= TASK GOAL =
Carry on the passage about the Conficker worm and Microsoft's Security Intelligence Report, starting after its final sentence.

For the past two-plus years, Conficker has remained the top malware threat facing businesses, having been detected almost 220 million times worldwide since 2009, according to the software giant. There’s been a 225% increase in quarterly detections since that year, and in the fourth quarter of 2011 alone, the worm was detected on 1.7 million systems.
"Many … in the enterprise are still fighting that worm," Tim Rains, Microsoft’s director of trustworthy computing, said April 25 in a conference call with reporters to introduce the latest Microsoft Security Intelligence Report.
Microsoft releases its Security Intelligence Reports twice a year, drawing on data gathered from the more than 600 million Windows systems in use worldwide, the 280 million Hotmail accounts that scan billions of emails, billions of Web pages scanned by Bing every day and the various security software and tools—including Microsoft Security Essentials and Malicious Software Removal Tool—from the software giant.

= Spatial annotation records =
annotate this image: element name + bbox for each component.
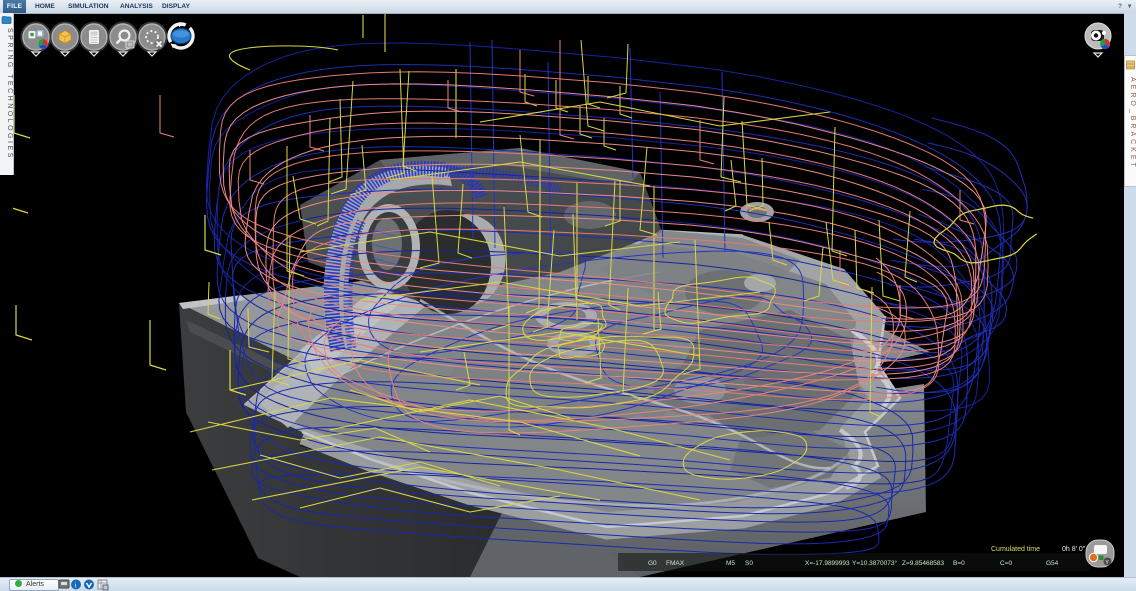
svg-text:S0: S0	[745, 560, 753, 567]
svg-text:FMAX: FMAX	[666, 560, 685, 567]
svg-text:M5: M5	[726, 560, 735, 567]
svg-text:B=0: B=0	[953, 560, 965, 567]
svg-text:Cumulated time: Cumulated time	[991, 546, 1040, 553]
svg-text:Y=10.3870073°: Y=10.3870073°	[852, 559, 897, 567]
svg-text:X=-17.9899993: X=-17.9899993	[805, 560, 850, 567]
svg-text:i: i	[75, 580, 77, 589]
svg-text:Y: Y	[1105, 560, 1109, 566]
svg-text:Z=9.85468583: Z=9.85468583	[902, 560, 944, 567]
svg-text:0h 8' 0": 0h 8' 0"	[1062, 546, 1086, 553]
svg-text:G54: G54	[1046, 560, 1059, 567]
svg-text:G0: G0	[648, 560, 657, 567]
svg-text:C=0: C=0	[1000, 560, 1012, 567]
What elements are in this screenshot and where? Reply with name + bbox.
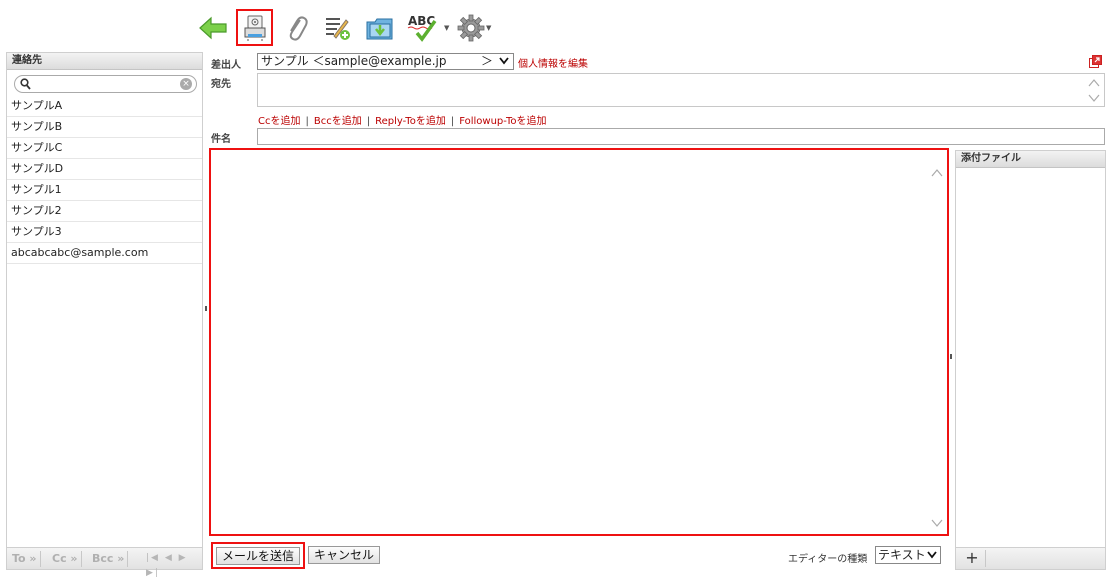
chevron-down-icon — [499, 57, 509, 65]
message-body-input[interactable] — [215, 153, 925, 531]
settings-menu-caret[interactable]: ▼ — [486, 24, 491, 32]
left-splitter-handle[interactable] — [205, 306, 207, 311]
add-to-button[interactable]: To » — [9, 551, 41, 567]
edit-profile-link[interactable]: 個人情報を編集 — [518, 55, 588, 70]
add-bcc-link[interactable]: Bccを追加 — [314, 116, 362, 127]
to-label: 宛先 — [211, 79, 231, 90]
attachments-footer: + — [956, 547, 1105, 569]
contacts-footer: To » Cc » Bcc » |◀ ◀ ▶ ▶| — [7, 547, 202, 578]
add-cc-contact-button[interactable]: Cc » — [49, 551, 82, 567]
subject-label: 件名 — [211, 134, 231, 145]
contact-item[interactable]: サンプルD — [7, 159, 202, 180]
contact-item[interactable]: サンプルC — [7, 138, 202, 159]
import-button[interactable] — [362, 10, 398, 46]
add-reply-to-link[interactable]: Reply-Toを追加 — [375, 116, 446, 127]
contact-item[interactable]: サンプル2 — [7, 201, 202, 222]
add-bcc-contact-button[interactable]: Bcc » — [89, 551, 129, 567]
save-draft-icon — [244, 15, 265, 41]
spellcheck-menu-caret[interactable]: ▼ — [444, 24, 449, 32]
add-followup-to-link[interactable]: Followup-Toを追加 — [459, 116, 546, 127]
link-separator: | — [305, 116, 309, 127]
gear-icon — [457, 14, 485, 42]
contact-search-input[interactable] — [33, 77, 177, 91]
bottom-bar: メールを送信 キャンセル エディターの種類 テキスト — [209, 542, 953, 570]
to-field[interactable] — [257, 73, 1105, 107]
send-button[interactable]: メールを送信 — [216, 547, 300, 565]
editor-type-select[interactable]: テキスト — [875, 546, 941, 564]
clear-search-icon[interactable]: × — [180, 78, 192, 90]
contact-search-box: × — [14, 75, 197, 93]
spellcheck-icon: ABC — [407, 14, 437, 42]
search-icon — [20, 78, 31, 90]
pagination-arrows[interactable]: |◀ ◀ ▶ ▶| — [146, 551, 202, 581]
signature-icon — [326, 18, 350, 40]
from-value: サンプル ＜sample@example.jp — [261, 54, 447, 68]
attachments-title: 添付ファイル — [956, 151, 1105, 168]
back-button[interactable] — [195, 10, 231, 46]
contact-item[interactable]: サンプル1 — [7, 180, 202, 201]
contact-item[interactable]: サンプル3 — [7, 222, 202, 243]
add-attachment-button[interactable]: + — [959, 550, 986, 567]
contact-list: サンプルA サンプルB サンプルC サンプルD サンプル1 サンプル2 サンプル… — [7, 96, 202, 264]
toolbar: ABC ▼ ▼ — [0, 0, 1114, 50]
from-label: 差出人 — [211, 60, 241, 71]
contacts-panel: 連絡先 × サンプルA サンプルB サンプルC サンプルD サンプル1 サンプル… — [6, 52, 203, 578]
attachments-panel: 添付ファイル + — [955, 150, 1106, 570]
message-body-editor — [209, 148, 949, 536]
add-cc-link[interactable]: Ccを追加 — [258, 116, 300, 127]
contacts-title: 連絡先 — [7, 53, 202, 70]
paperclip-icon — [289, 16, 308, 41]
send-button-highlight: メールを送信 — [211, 542, 305, 569]
body-scroll-up-icon[interactable] — [931, 168, 943, 178]
contact-item[interactable]: サンプルB — [7, 117, 202, 138]
from-select[interactable]: サンプル ＜sample@example.jp ＞ — [257, 53, 514, 70]
editor-type-value: テキスト — [878, 548, 926, 562]
link-separator: | — [450, 116, 455, 127]
import-icon — [366, 18, 393, 40]
right-splitter-handle[interactable] — [950, 354, 952, 359]
spellcheck-button[interactable]: ABC — [404, 10, 440, 46]
link-separator: | — [366, 116, 371, 127]
add-recipient-links: Ccを追加 | Bccを追加 | Reply-Toを追加 | Followup-Toを追加 — [258, 112, 547, 127]
contact-item[interactable]: サンプルA — [7, 96, 202, 117]
cancel-button[interactable]: キャンセル — [308, 546, 380, 564]
scroll-up-icon[interactable] — [1088, 78, 1100, 88]
body-scroll-down-icon[interactable] — [931, 518, 943, 528]
attach-button[interactable] — [278, 10, 314, 46]
popout-window-icon[interactable] — [1089, 55, 1102, 68]
back-arrow-icon — [199, 16, 227, 40]
editor-type-label: エディターの種類 — [788, 554, 868, 565]
settings-button[interactable] — [453, 10, 489, 46]
from-value-end: ＞ — [480, 54, 493, 68]
scroll-down-icon[interactable] — [1088, 93, 1100, 103]
subject-input[interactable] — [257, 128, 1105, 145]
contact-item[interactable]: abcabcabc@sample.com — [7, 243, 202, 264]
save-draft-button[interactable] — [236, 9, 273, 46]
signature-button[interactable] — [319, 10, 355, 46]
chevron-down-icon — [927, 551, 937, 559]
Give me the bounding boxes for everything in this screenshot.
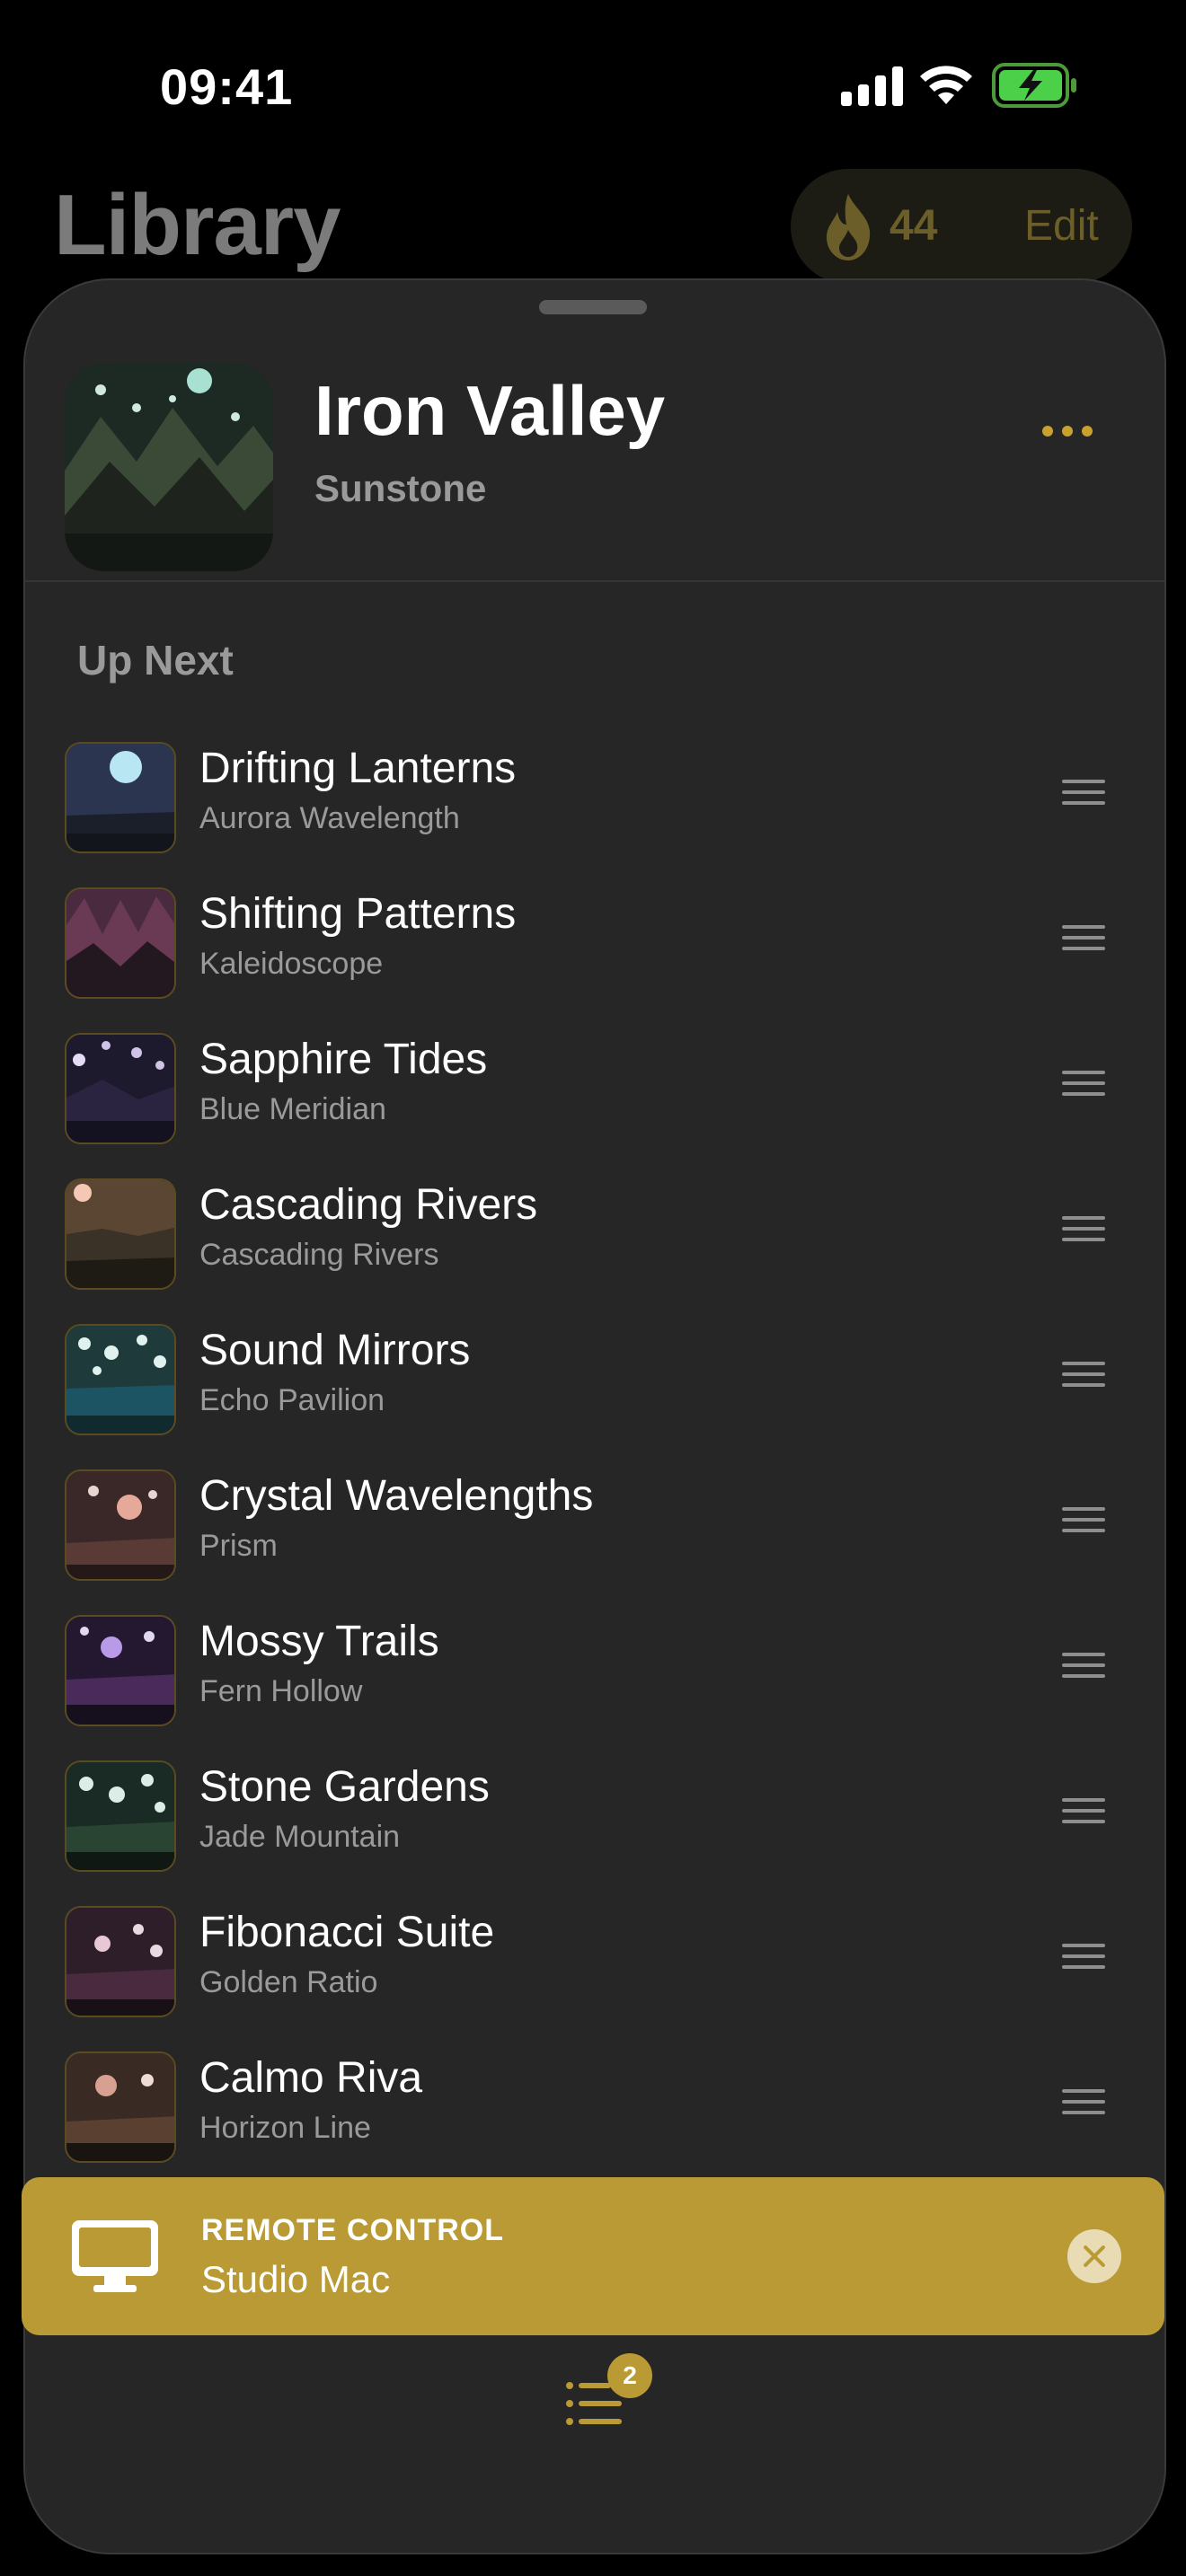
track-title: Crystal Wavelengths xyxy=(199,1472,594,1520)
queue-button[interactable]: 2 xyxy=(561,2353,652,2434)
list-item[interactable]: Shifting Patterns Kaleidoscope xyxy=(25,875,1164,1020)
status-bar: 09:41 xyxy=(0,0,1186,171)
now-playing-artwork xyxy=(65,363,273,571)
drag-handle-icon[interactable] xyxy=(1062,1653,1105,1685)
drag-handle-icon[interactable] xyxy=(1062,1798,1105,1831)
track-artwork xyxy=(65,1760,176,1872)
cellular-signal-icon xyxy=(841,66,903,106)
track-artist: Kaleidoscope xyxy=(199,947,384,981)
track-artist: Aurora Wavelength xyxy=(199,801,460,835)
library-header-pill: 44 Edit xyxy=(791,169,1132,284)
track-artwork xyxy=(65,1469,176,1581)
wifi-icon xyxy=(920,66,972,104)
library-title: Library xyxy=(54,177,341,273)
track-title: Cascading Rivers xyxy=(199,1181,538,1229)
track-artist: Prism xyxy=(199,1529,278,1563)
drag-handle-icon[interactable] xyxy=(1062,1216,1105,1248)
track-artwork xyxy=(65,1324,176,1435)
track-artist: Cascading Rivers xyxy=(199,1238,439,1272)
status-time: 09:41 xyxy=(160,58,294,115)
track-artist: Horizon Line xyxy=(199,2111,371,2145)
list-item[interactable]: Stone Gardens Jade Mountain xyxy=(25,1748,1164,1893)
drag-handle-icon[interactable] xyxy=(1062,925,1105,957)
flame-icon[interactable] xyxy=(819,190,877,262)
track-artist: Golden Ratio xyxy=(199,1965,378,1999)
track-artwork xyxy=(65,2051,176,2163)
track-artist: Jade Mountain xyxy=(199,1820,401,1854)
track-artwork xyxy=(65,742,176,853)
list-item[interactable]: Cascading Rivers Cascading Rivers xyxy=(25,1166,1164,1311)
remote-device-name: Studio Mac xyxy=(201,2258,391,2300)
drag-handle-icon[interactable] xyxy=(1062,1507,1105,1539)
list-item[interactable]: Crystal Wavelengths Prism xyxy=(25,1457,1164,1602)
more-options-button[interactable] xyxy=(1031,413,1103,449)
track-title: Calmo Riva xyxy=(199,2054,423,2102)
up-next-heading: Up Next xyxy=(77,637,234,684)
list-item[interactable]: Fibonacci Suite Golden Ratio xyxy=(25,1893,1164,2039)
track-artwork xyxy=(65,1615,176,1726)
track-title: Sound Mirrors xyxy=(199,1327,471,1374)
track-title: Stone Gardens xyxy=(199,1763,490,1811)
track-artwork xyxy=(65,1178,176,1290)
remote-control-banner[interactable]: REMOTE CONTROL Studio Mac xyxy=(22,2177,1164,2335)
track-artwork xyxy=(65,887,176,999)
divider xyxy=(25,580,1164,582)
desktop-computer-icon xyxy=(72,2220,158,2292)
track-title: Drifting Lanterns xyxy=(199,745,517,792)
drag-handle-icon[interactable] xyxy=(1062,1944,1105,1976)
track-artist: Blue Meridian xyxy=(199,1092,386,1126)
close-icon[interactable] xyxy=(1067,2229,1121,2283)
track-artwork xyxy=(65,1033,176,1144)
queue-count-badge: 2 xyxy=(607,2353,652,2398)
list-item[interactable]: Sapphire Tides Blue Meridian xyxy=(25,1020,1164,1166)
battery-charging-icon xyxy=(992,63,1076,108)
remote-control-label: REMOTE CONTROL xyxy=(201,2213,504,2247)
drag-handle-icon[interactable] xyxy=(1062,1362,1105,1394)
track-artist: Fern Hollow xyxy=(199,1674,363,1708)
list-item[interactable]: Calmo Riva Horizon Line xyxy=(25,2039,1164,2184)
streak-count: 44 xyxy=(890,202,938,250)
list-item[interactable]: Sound Mirrors Echo Pavilion xyxy=(25,1311,1164,1457)
list-item[interactable]: Mossy Trails Fern Hollow xyxy=(25,1602,1164,1748)
now-playing-artist: Sunstone xyxy=(314,467,487,509)
edit-button[interactable]: Edit xyxy=(1024,201,1099,251)
sheet-grabber[interactable] xyxy=(539,300,647,314)
track-artwork xyxy=(65,1906,176,2017)
track-title: Sapphire Tides xyxy=(199,1036,488,1083)
track-title: Mossy Trails xyxy=(199,1618,439,1665)
list-item[interactable]: Drifting Lanterns Aurora Wavelength xyxy=(25,729,1164,875)
track-artist: Echo Pavilion xyxy=(199,1383,385,1417)
track-title: Fibonacci Suite xyxy=(199,1909,495,1956)
drag-handle-icon[interactable] xyxy=(1062,1071,1105,1103)
track-title: Shifting Patterns xyxy=(199,890,517,938)
drag-handle-icon[interactable] xyxy=(1062,2089,1105,2122)
now-playing-title: Iron Valley xyxy=(314,371,666,450)
drag-handle-icon[interactable] xyxy=(1062,780,1105,812)
ellipsis-icon xyxy=(1042,426,1053,437)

= RESULT BELOW =
"We have a pretty rounded view of the threat landscape," said Rains, who also talked about the report in an online video.
From that and discussions with enterprise customers, he said Microsoft officials have continued to find that Conficker is the biggest malware problem for businesses, despite the lack of variants of the worm and that Microsoft issued a patch to shore up the vulnerability soon after Conficker was detected. Rains said Microsoft officials wanted to know why the worm continued to propagate.